» **Exercise requirements**:
- a) Please reproduce the passage of the Campus Cruiser report below, starting at "The design and" and ending at "of the design.".
- b) Answer these questions about the Campus Cruiser report below:
(i) How many DC motors does the vehicle use?
(ii) What was the initial concept meant to mimic?
(iii) What validated the joystick's effectiveness as a control tool during user testing?

» **Excerpt**:
****************

Category: Uncategorized

Final Report- lane Berat- professor Gottfried

Video of project: https://drive.google.com/file/d/1wsDYRtt9Grp1dwJQdrg7QNlAcyg5AzhN/view?usp=drive_link  Pictures: https://drive.google.com/drive/folders/136ErxayROmh7NFy3GQV93D6ZPThRfmBz?usp=drive_link 

Final Report

The design and development of the “Campus Cruiser” project were significantly influenced by user interactions and feedback. This project centered around an Arduino-controlled vehicle with two DC motors and an H-bridge for bidirectional wheel movement, utilizing a joystick for navigation and an ultrasonic sensor to avoid obstacles from dorms to school. The initial concept was to mimic the NYU bus, which was integral to the thematic alignment of the design.
Understanding how users would interact with the Campus Cruiser was crucial. The use of a joystick for control was a design choice aimed at simplifying the driving mechanism, making it intuitive and user-friendly. This decision was reinforced during user testing sessions where the immediate and natural use of the joystick by testers validated its effectiveness as a control tool.

****************

» **Stored data**:
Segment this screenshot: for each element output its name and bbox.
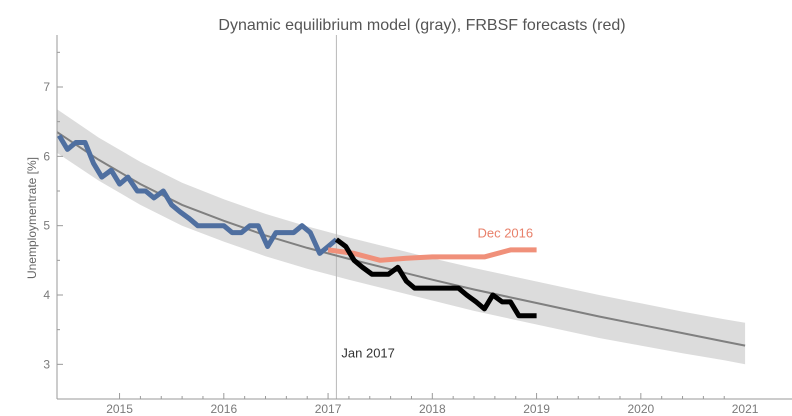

****************

» **Solutions by task**:
- a)
The design and development of the “Campus Cruiser” project were significantly influenced by user interactions and feedback. This project centered around an Arduino-controlled vehicle with two DC motors and an H-bridge for bidirectional wheel movement, utilizing a joystick for navigation and an ultrasonic sensor to avoid obstacles from dorms to school. The initial concept was to mimic the NYU bus, which was integral to the thematic alignment of the design.

- b)
(i) Two.
(ii) The NYU bus.
(iii) The testers' immediate and natural use of the joystick.